● **REQUIRED TASK**: Collect all the lines that mention the word "turned".

● **Data entries**:
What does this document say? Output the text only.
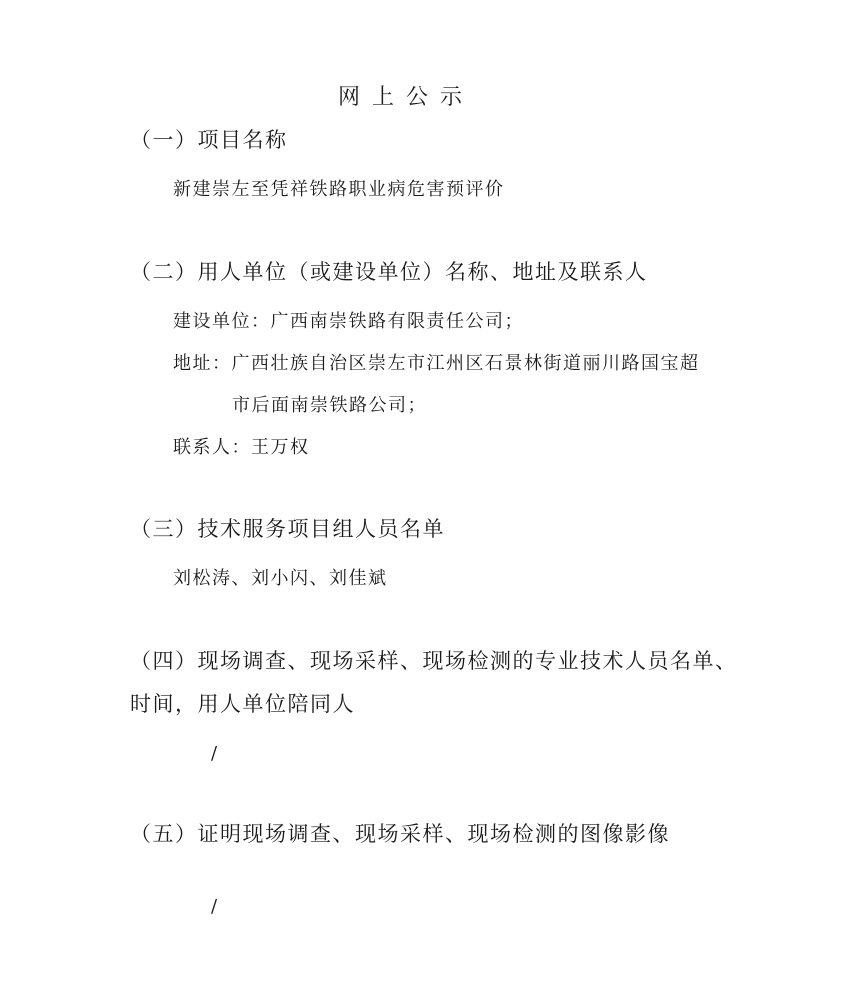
网上公示
（一）项目名称
新建崇左至凭祥铁路职业病危害预评价
（二）用人单位（或建设单位）名称、地址及联系人
建设单位：广西南崇铁路有限责任公司；
地址：广西壮族自治区崇左市江州区石景林街道丽川路国宝超
市后面南崇铁路公司；
联系人：王万权
（三）技术服务项目组人员名单
刘松涛、刘小闪、刘佳斌
（四）现场调查、现场采样、现场检测的专业技术人员名单、
时间，用人单位陪同人
/
（五）证明现场调查、现场采样、现场检测的图像影像
/
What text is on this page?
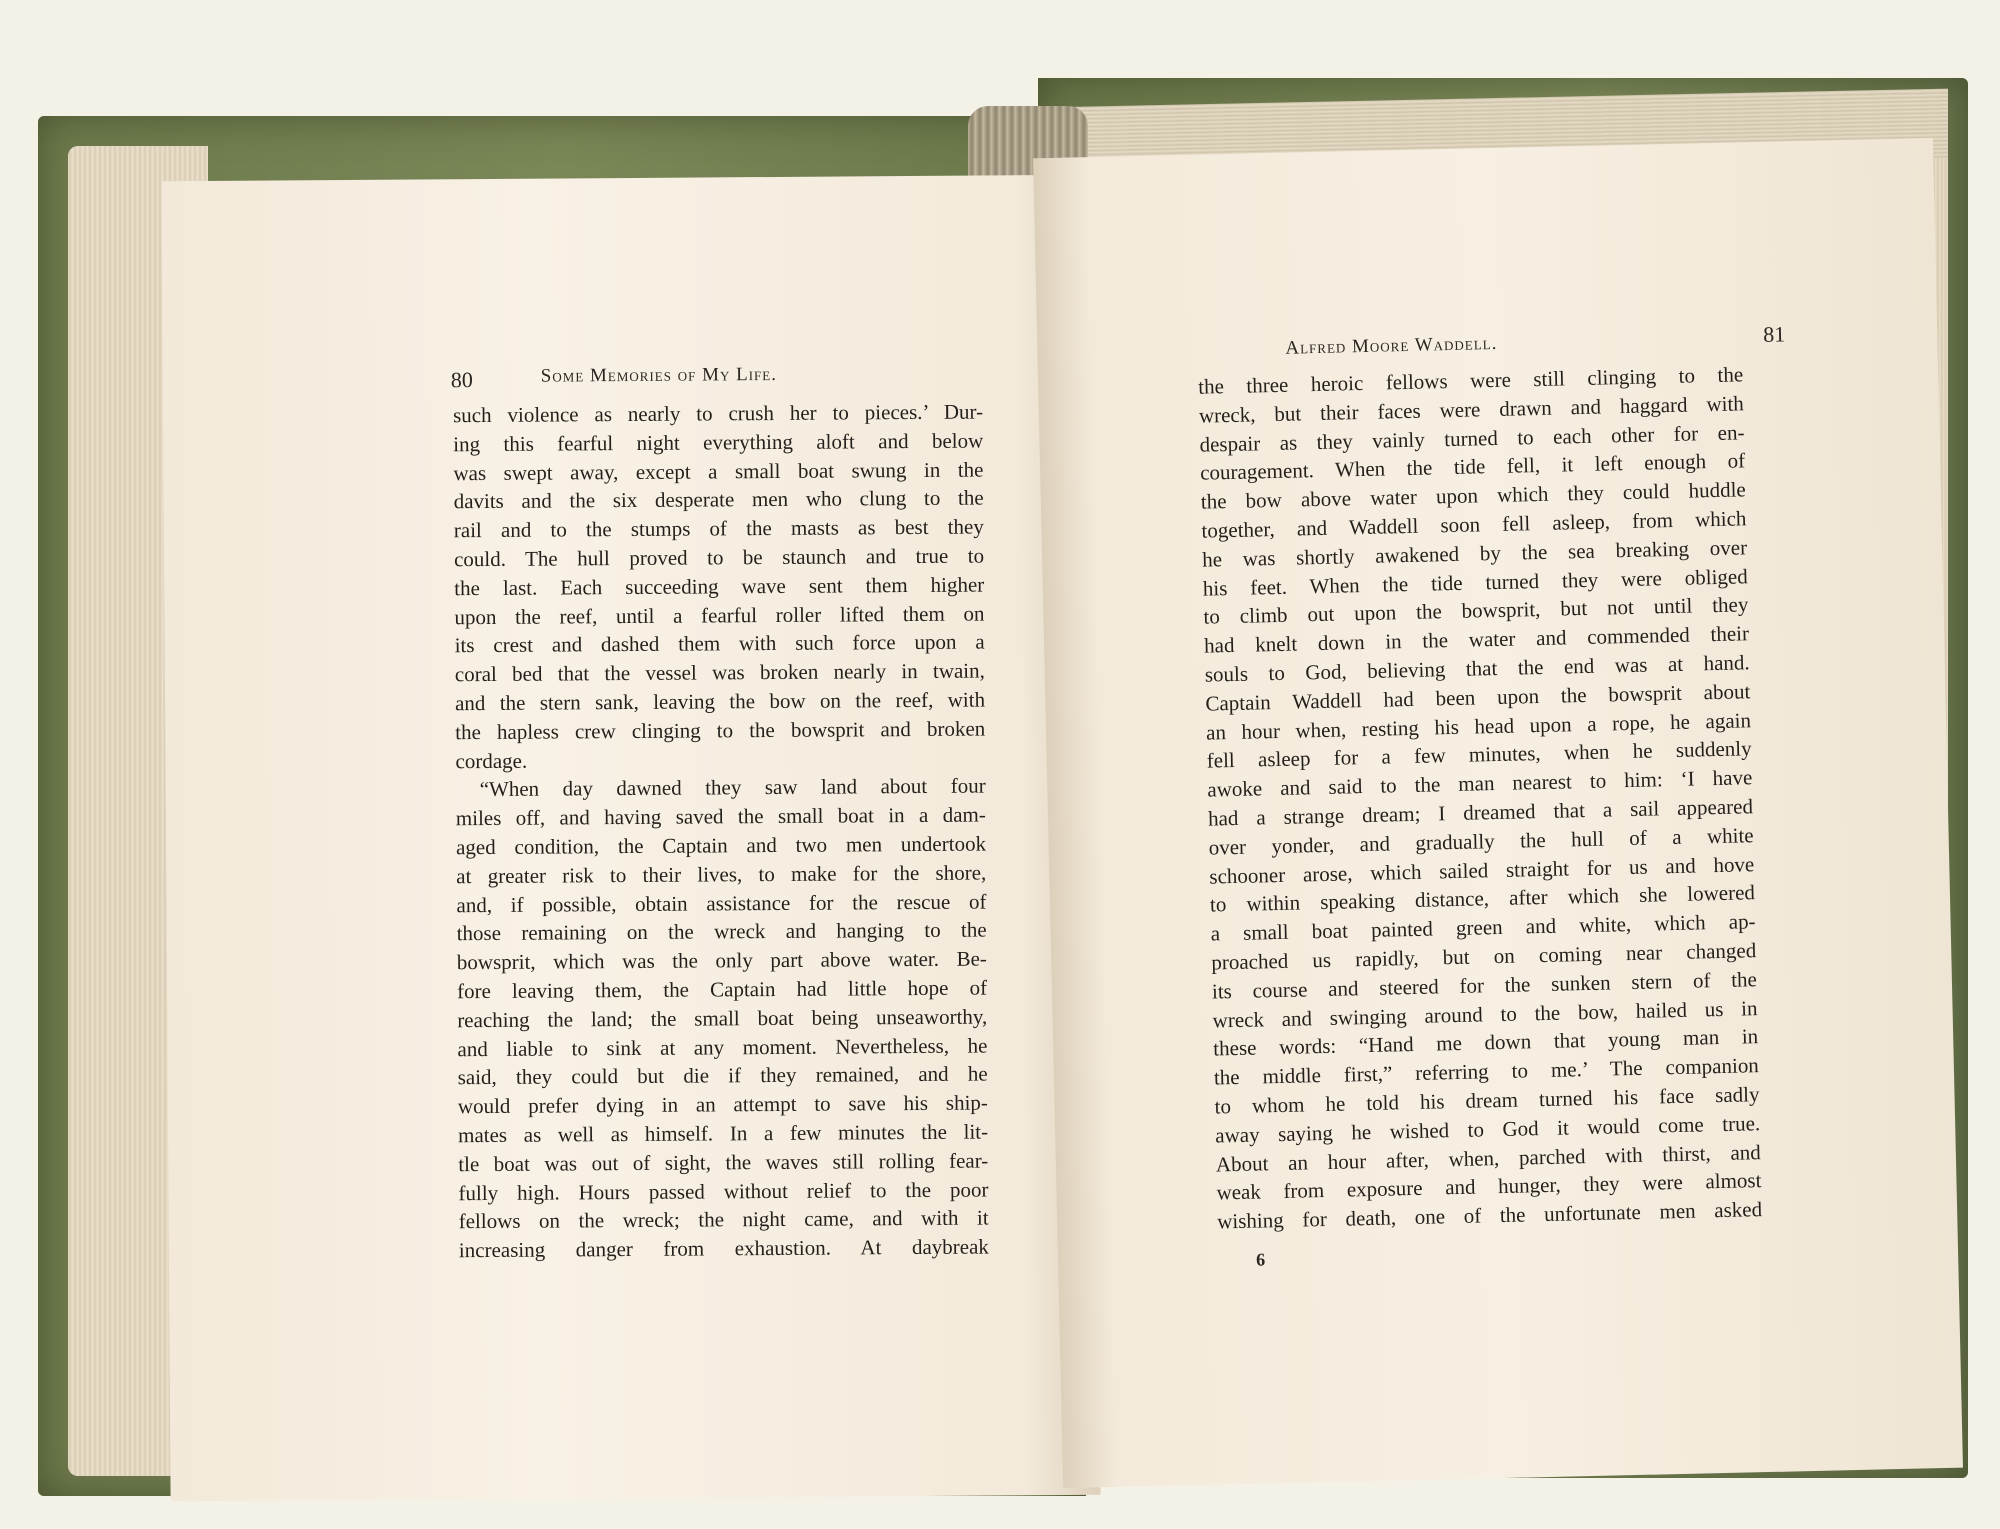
80	Some Memories of My Life.
such violence as nearly to crush her to pieces.’ Dur-
ing this fearful night everything aloft and below
was swept away, except a small boat swung in the
davits and the six desperate men who clung to the
rail and to the stumps of the masts as best they
could. The hull proved to be staunch and true to
the last. Each succeeding wave sent them higher
upon the reef, until a fearful roller lifted them on
its crest and dashed them with such force upon a
coral bed that the vessel was broken nearly in twain,
and the stern sank, leaving the bow on the reef, with
the hapless crew clinging to the bowsprit and broken
cordage.
“When day dawned they saw land about four
miles off, and having saved the small boat in a dam-
aged condition, the Captain and two men undertook
at greater risk to their lives, to make for the shore,
and, if possible, obtain assistance for the rescue of
those remaining on the wreck and hanging to the
bowsprit, which was the only part above water. Be-
fore leaving them, the Captain had little hope of
reaching the land; the small boat being unseaworthy,
and liable to sink at any moment. Nevertheless, he
said, they could but die if they remained, and he
would prefer dying in an attempt to save his ship-
mates as well as himself. In a few minutes the lit-
tle boat was out of sight, the waves still rolling fear-
fully high. Hours passed without relief to the poor
fellows on the wreck; the night came, and with it
increasing danger from exhaustion. At daybreak
Alfred Moore Waddell.	81
the three heroic fellows were still clinging to the
wreck, but their faces were drawn and haggard with
despair as they vainly turned to each other for en-
couragement. When the tide fell, it left enough of
the bow above water upon which they could huddle
together, and Waddell soon fell asleep, from which
he was shortly awakened by the sea breaking over
his feet. When the tide turned they were obliged
to climb out upon the bowsprit, but not until they
had knelt down in the water and commended their
souls to God, believing that the end was at hand.
Captain Waddell had been upon the bowsprit about
an hour when, resting his head upon a rope, he again
fell asleep for a few minutes, when he suddenly
awoke and said to the man nearest to him: ‘I have
had a strange dream; I dreamed that a sail appeared
over yonder, and gradually the hull of a white
schooner arose, which sailed straight for us and hove
to within speaking distance, after which she lowered
a small boat painted green and white, which ap-
proached us rapidly, but on coming near changed
its course and steered for the sunken stern of the
wreck and swinging around to the bow, hailed us in
these words: “Hand me down that young man in
the middle first,” referring to me.’ The companion
to whom he told his dream turned his face sadly
away saying he wished to God it would come true.
About an hour after, when, parched with thirst, and
weak from exposure and hunger, they were almost
wishing for death, one of the unfortunate men asked
6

● **THE RESULT**:
despair as they vainly turned to each other for en-
his feet. When the tide turned they were obliged
to whom he told his dream turned his face sadly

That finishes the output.